▸ INSTRUCCIONES DE TRABAJO:
1. Cita el fragmento del texto sobre Venice que va de «Al lado mismo» a «manera de existir.».
2. Responde a estas preguntas sobre el texto de Venice:
(a) ¿Qué lugar gustó menos que Venice?
(b) ¿Qué árboles abundan en el parque junto al mar?
(c) ¿Qué hacen las gentes que están a la sombra de esos árboles?

POR
EE UU (18): EL ENCANTO DE VENICE
Será
que tengo alma de robaperas, o que me quedé anclado en el 68 y de cuando en
cuando asoman en mí sus resabios, pero a mí me gustó más Venice que Santa
Mónica.
Al lado mismo del mar, pisamos por un parque
abundante en espigadas palmeras que guardan distancias entre sí, como empeñadas
en remedar una dehesa. En busca de sus copas, la mirada escala troncos
esquemáticos. Lo que no tienen de anchos, lo han ganado en inverosímiles
alturas, que nunca serán definitivas, por más que parezca que, sí continúan
creciendo, llegará el día en que de puro esbeltos se quiebren. Por improbable
que resulte, desde tan arriba alcanza su sombra el suelo. A ese amparo, se
tienden o están sentadas gentes con pinta de practicar el nomadeo de una vida
desordenada, que burla convenciones como manera de existir.

▸ DATOS PROPORCIONADOS:
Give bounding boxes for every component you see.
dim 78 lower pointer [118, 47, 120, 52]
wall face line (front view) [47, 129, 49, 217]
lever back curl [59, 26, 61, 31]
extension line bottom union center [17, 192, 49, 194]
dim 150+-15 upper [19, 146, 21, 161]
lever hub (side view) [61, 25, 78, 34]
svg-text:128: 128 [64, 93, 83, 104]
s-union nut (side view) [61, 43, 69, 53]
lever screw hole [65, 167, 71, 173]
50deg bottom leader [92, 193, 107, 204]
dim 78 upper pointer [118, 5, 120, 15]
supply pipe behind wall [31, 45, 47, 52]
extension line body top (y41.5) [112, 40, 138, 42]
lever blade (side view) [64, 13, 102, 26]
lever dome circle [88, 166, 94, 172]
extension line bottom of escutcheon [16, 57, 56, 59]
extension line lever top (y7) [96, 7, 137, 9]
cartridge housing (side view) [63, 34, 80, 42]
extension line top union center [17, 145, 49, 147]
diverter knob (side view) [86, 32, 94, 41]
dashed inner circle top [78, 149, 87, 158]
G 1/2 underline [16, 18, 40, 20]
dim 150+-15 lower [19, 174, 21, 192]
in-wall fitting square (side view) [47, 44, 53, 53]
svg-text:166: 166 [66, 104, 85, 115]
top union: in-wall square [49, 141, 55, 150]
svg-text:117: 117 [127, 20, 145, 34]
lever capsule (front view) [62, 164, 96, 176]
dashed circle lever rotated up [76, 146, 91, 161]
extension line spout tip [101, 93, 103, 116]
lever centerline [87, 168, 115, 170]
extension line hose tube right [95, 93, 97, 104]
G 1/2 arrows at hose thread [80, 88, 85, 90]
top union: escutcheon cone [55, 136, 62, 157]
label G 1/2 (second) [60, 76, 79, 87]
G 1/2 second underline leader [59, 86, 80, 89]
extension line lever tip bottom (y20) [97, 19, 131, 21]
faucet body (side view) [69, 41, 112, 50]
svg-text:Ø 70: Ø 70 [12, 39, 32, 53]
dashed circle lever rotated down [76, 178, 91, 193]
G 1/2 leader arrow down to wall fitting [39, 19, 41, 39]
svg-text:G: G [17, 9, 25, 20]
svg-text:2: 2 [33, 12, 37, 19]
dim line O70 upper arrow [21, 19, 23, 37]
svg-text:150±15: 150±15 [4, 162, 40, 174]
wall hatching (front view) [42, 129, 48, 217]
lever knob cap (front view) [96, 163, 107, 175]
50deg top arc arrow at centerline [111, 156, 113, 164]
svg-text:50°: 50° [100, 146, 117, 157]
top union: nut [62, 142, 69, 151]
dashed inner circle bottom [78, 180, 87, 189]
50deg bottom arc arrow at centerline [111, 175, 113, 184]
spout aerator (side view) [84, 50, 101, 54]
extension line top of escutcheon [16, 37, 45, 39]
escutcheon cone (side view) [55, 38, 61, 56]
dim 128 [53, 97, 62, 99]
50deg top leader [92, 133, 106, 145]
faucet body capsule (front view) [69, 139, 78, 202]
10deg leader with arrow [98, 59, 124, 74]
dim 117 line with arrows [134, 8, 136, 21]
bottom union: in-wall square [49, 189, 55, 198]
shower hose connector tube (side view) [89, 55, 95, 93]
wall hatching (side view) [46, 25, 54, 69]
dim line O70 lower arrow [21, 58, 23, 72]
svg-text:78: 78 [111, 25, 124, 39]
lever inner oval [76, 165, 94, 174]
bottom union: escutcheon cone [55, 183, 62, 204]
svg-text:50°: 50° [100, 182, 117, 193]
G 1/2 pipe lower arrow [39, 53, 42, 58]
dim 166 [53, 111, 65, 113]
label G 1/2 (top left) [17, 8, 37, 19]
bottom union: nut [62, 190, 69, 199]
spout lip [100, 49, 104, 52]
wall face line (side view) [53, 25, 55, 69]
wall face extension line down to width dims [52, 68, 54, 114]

▸ RESPUESTAS:
1.
Al lado mismo del mar, pisamos por un parque
abundante en espigadas palmeras que guardan distancias entre sí, como empeñadas
en remedar una dehesa. En busca de sus copas, la mirada escala troncos
esquemáticos. Lo que no tienen de anchos, lo han ganado en inverosímiles
alturas, que nunca serán definitivas, por más que parezca que, sí continúan
creciendo, llegará el día en que de puro esbeltos se quiebren. Por improbable
que resulte, desde tan arriba alcanza su sombra el suelo. A ese amparo, se
tienden o están sentadas gentes con pinta de practicar el nomadeo de una vida
desordenada, que burla convenciones como manera de existir.

2.
(a) Santa Mónica.
(b) Espigadas palmeras.
(c) Se tienden o están sentadas.